• **Your goal**:
Repeat what the lines below say, word for word, and skip every image.

• **Data rows**:
* START *
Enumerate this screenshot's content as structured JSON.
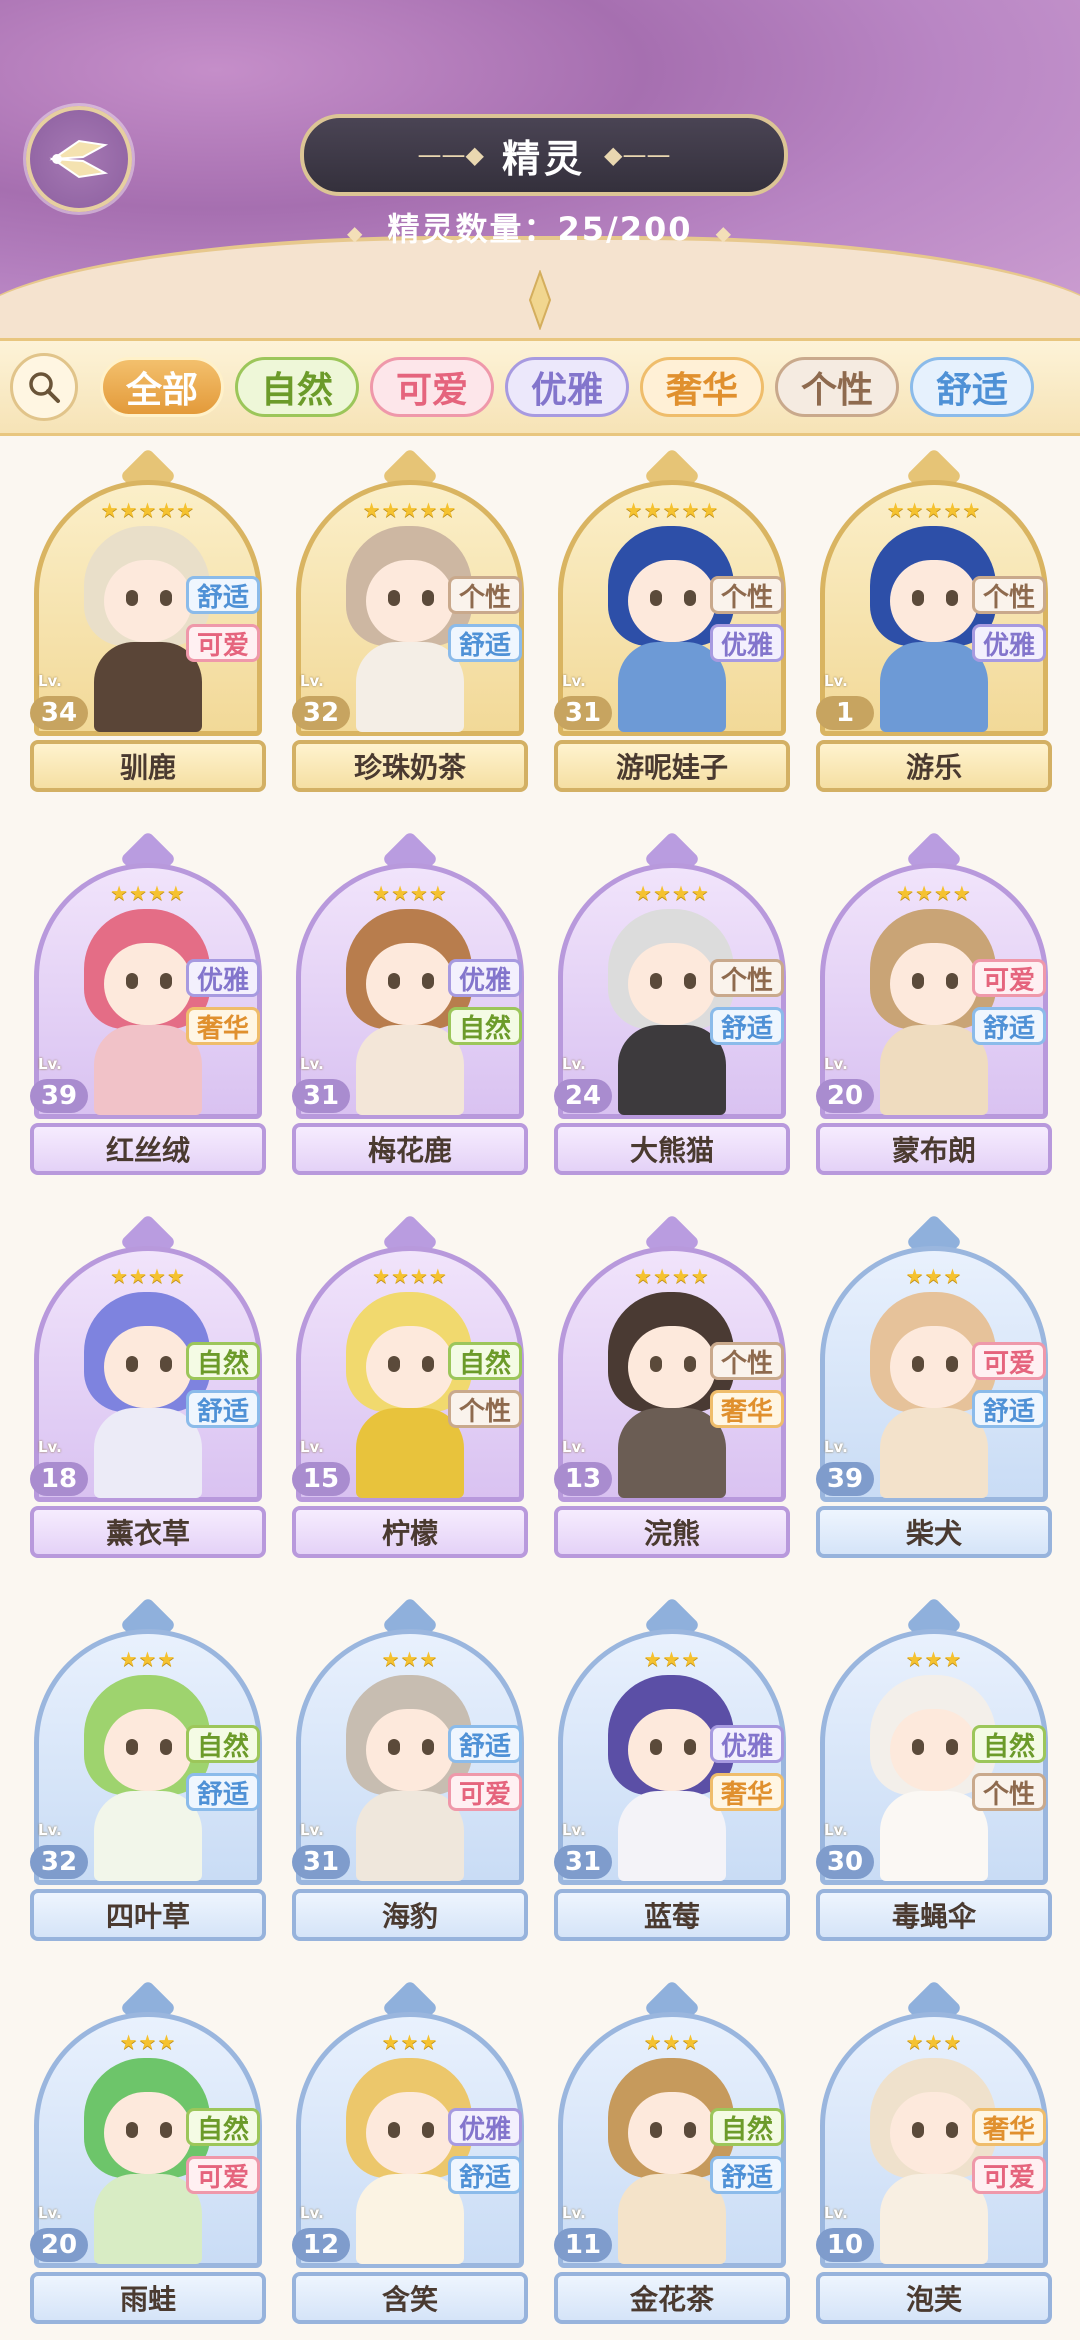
{
  "header": {
    "title": "精灵",
    "count_label": "精灵数量：25/200"
  },
  "filters": [
    "全部",
    "自然",
    "可爱",
    "优雅",
    "奢华",
    "个性",
    "舒适"
  ],
  "level_prefix": "Lv.",
  "spirits": [
    {
      "name": "驯鹿",
      "level": "34",
      "stars": "★★★★★",
      "tags": [
        "舒适",
        "可爱"
      ],
      "hair": "#e9dfc9",
      "body": "#5a4537"
    },
    {
      "name": "珍珠奶茶",
      "level": "32",
      "stars": "★★★★★",
      "tags": [
        "个性",
        "舒适"
      ],
      "hair": "#cdb7a2",
      "body": "#f4eee6"
    },
    {
      "name": "游呢娃子",
      "level": "31",
      "stars": "★★★★★",
      "tags": [
        "个性",
        "优雅"
      ],
      "hair": "#2d4fa8",
      "body": "#6d9ad6"
    },
    {
      "name": "游乐",
      "level": "1",
      "stars": "★★★★★",
      "tags": [
        "个性",
        "优雅"
      ],
      "hair": "#2d4fa8",
      "body": "#6d9ad6"
    },
    {
      "name": "红丝绒",
      "level": "39",
      "stars": "★★★★",
      "tags": [
        "优雅",
        "奢华"
      ],
      "hair": "#e46d86",
      "body": "#f1c2c8"
    },
    {
      "name": "梅花鹿",
      "level": "31",
      "stars": "★★★★",
      "tags": [
        "优雅",
        "自然"
      ],
      "hair": "#b87d4d",
      "body": "#f3e6d8"
    },
    {
      "name": "大熊猫",
      "level": "24",
      "stars": "★★★★",
      "tags": [
        "个性",
        "舒适"
      ],
      "hair": "#dcdcdc",
      "body": "#3d3a3d"
    },
    {
      "name": "蒙布朗",
      "level": "20",
      "stars": "★★★★",
      "tags": [
        "可爱",
        "舒适"
      ],
      "hair": "#c9a476",
      "body": "#efdcbf"
    },
    {
      "name": "薰衣草",
      "level": "18",
      "stars": "★★★★",
      "tags": [
        "自然",
        "舒适"
      ],
      "hair": "#7e83df",
      "body": "#ecebf7"
    },
    {
      "name": "柠檬",
      "level": "15",
      "stars": "★★★★",
      "tags": [
        "自然",
        "个性"
      ],
      "hair": "#f1d96e",
      "body": "#e8c33c"
    },
    {
      "name": "浣熊",
      "level": "13",
      "stars": "★★★★",
      "tags": [
        "个性",
        "奢华"
      ],
      "hair": "#4a3a33",
      "body": "#6b5d54"
    },
    {
      "name": "柴犬",
      "level": "39",
      "stars": "★★★",
      "tags": [
        "可爱",
        "舒适"
      ],
      "hair": "#e6c29a",
      "body": "#f3e2cb"
    },
    {
      "name": "四叶草",
      "level": "32",
      "stars": "★★★",
      "tags": [
        "自然",
        "舒适"
      ],
      "hair": "#9ed36e",
      "body": "#f2f6ea"
    },
    {
      "name": "海豹",
      "level": "31",
      "stars": "★★★",
      "tags": [
        "舒适",
        "可爱"
      ],
      "hair": "#c7bdb1",
      "body": "#efe7dc"
    },
    {
      "name": "蓝莓",
      "level": "31",
      "stars": "★★★",
      "tags": [
        "优雅",
        "奢华"
      ],
      "hair": "#5b4fa6",
      "body": "#f4f3f8"
    },
    {
      "name": "毒蝇伞",
      "level": "30",
      "stars": "★★★",
      "tags": [
        "自然",
        "个性"
      ],
      "hair": "#f3efea",
      "body": "#fbf8f4"
    },
    {
      "name": "雨蛙",
      "level": "20",
      "stars": "★★★",
      "tags": [
        "自然",
        "可爱"
      ],
      "hair": "#6dc56a",
      "body": "#d8ecc4"
    },
    {
      "name": "含笑",
      "level": "12",
      "stars": "★★★",
      "tags": [
        "优雅",
        "舒适"
      ],
      "hair": "#ecc76b",
      "body": "#fbf3e3"
    },
    {
      "name": "金花茶",
      "level": "11",
      "stars": "★★★",
      "tags": [
        "自然",
        "舒适"
      ],
      "hair": "#c69a5c",
      "body": "#f4e3c9"
    },
    {
      "name": "泡芙",
      "level": "10",
      "stars": "★★★",
      "tags": [
        "奢华",
        "可爱"
      ],
      "hair": "#efe1cc",
      "body": "#f8efe2"
    }
  ]
}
* END *
• **The response**:
Enumerate this screenshot's content as structured JSON.
{
  "header": {
    "title": "精灵",
    "count_label": "精灵数量：25/200"
  },
  "filters": [
    "全部",
    "自然",
    "可爱",
    "优雅",
    "奢华",
    "个性",
    "舒适"
  ],
  "level_prefix": "Lv.",
  "spirits": [
    {
      "name": "驯鹿",
      "level": "34",
      "stars": "★★★★★",
      "tags": [
        "舒适",
        "可爱"
      ],
      "hair": "#e9dfc9",
      "body": "#5a4537"
    },
    {
      "name": "珍珠奶茶",
      "level": "32",
      "stars": "★★★★★",
      "tags": [
        "个性",
        "舒适"
      ],
      "hair": "#cdb7a2",
      "body": "#f4eee6"
    },
    {
      "name": "游呢娃子",
      "level": "31",
      "stars": "★★★★★",
      "tags": [
        "个性",
        "优雅"
      ],
      "hair": "#2d4fa8",
      "body": "#6d9ad6"
    },
    {
      "name": "游乐",
      "level": "1",
      "stars": "★★★★★",
      "tags": [
        "个性",
        "优雅"
      ],
      "hair": "#2d4fa8",
      "body": "#6d9ad6"
    },
    {
      "name": "红丝绒",
      "level": "39",
      "stars": "★★★★",
      "tags": [
        "优雅",
        "奢华"
      ],
      "hair": "#e46d86",
      "body": "#f1c2c8"
    },
    {
      "name": "梅花鹿",
      "level": "31",
      "stars": "★★★★",
      "tags": [
        "优雅",
        "自然"
      ],
      "hair": "#b87d4d",
      "body": "#f3e6d8"
    },
    {
      "name": "大熊猫",
      "level": "24",
      "stars": "★★★★",
      "tags": [
        "个性",
        "舒适"
      ],
      "hair": "#dcdcdc",
      "body": "#3d3a3d"
    },
    {
      "name": "蒙布朗",
      "level": "20",
      "stars": "★★★★",
      "tags": [
        "可爱",
        "舒适"
      ],
      "hair": "#c9a476",
      "body": "#efdcbf"
    },
    {
      "name": "薰衣草",
      "level": "18",
      "stars": "★★★★",
      "tags": [
        "自然",
        "舒适"
      ],
      "hair": "#7e83df",
      "body": "#ecebf7"
    },
    {
      "name": "柠檬",
      "level": "15",
      "stars": "★★★★",
      "tags": [
        "自然",
        "个性"
      ],
      "hair": "#f1d96e",
      "body": "#e8c33c"
    },
    {
      "name": "浣熊",
      "level": "13",
      "stars": "★★★★",
      "tags": [
        "个性",
        "奢华"
      ],
      "hair": "#4a3a33",
      "body": "#6b5d54"
    },
    {
      "name": "柴犬",
      "level": "39",
      "stars": "★★★",
      "tags": [
        "可爱",
        "舒适"
      ],
      "hair": "#e6c29a",
      "body": "#f3e2cb"
    },
    {
      "name": "四叶草",
      "level": "32",
      "stars": "★★★",
      "tags": [
        "自然",
        "舒适"
      ],
      "hair": "#9ed36e",
      "body": "#f2f6ea"
    },
    {
      "name": "海豹",
      "level": "31",
      "stars": "★★★",
      "tags": [
        "舒适",
        "可爱"
      ],
      "hair": "#c7bdb1",
      "body": "#efe7dc"
    },
    {
      "name": "蓝莓",
      "level": "31",
      "stars": "★★★",
      "tags": [
        "优雅",
        "奢华"
      ],
      "hair": "#5b4fa6",
      "body": "#f4f3f8"
    },
    {
      "name": "毒蝇伞",
      "level": "30",
      "stars": "★★★",
      "tags": [
        "自然",
        "个性"
      ],
      "hair": "#f3efea",
      "body": "#fbf8f4"
    },
    {
      "name": "雨蛙",
      "level": "20",
      "stars": "★★★",
      "tags": [
        "自然",
        "可爱"
      ],
      "hair": "#6dc56a",
      "body": "#d8ecc4"
    },
    {
      "name": "含笑",
      "level": "12",
      "stars": "★★★",
      "tags": [
        "优雅",
        "舒适"
      ],
      "hair": "#ecc76b",
      "body": "#fbf3e3"
    },
    {
      "name": "金花茶",
      "level": "11",
      "stars": "★★★",
      "tags": [
        "自然",
        "舒适"
      ],
      "hair": "#c69a5c",
      "body": "#f4e3c9"
    },
    {
      "name": "泡芙",
      "level": "10",
      "stars": "★★★",
      "tags": [
        "奢华",
        "可爱"
      ],
      "hair": "#efe1cc",
      "body": "#f8efe2"
    }
  ]
}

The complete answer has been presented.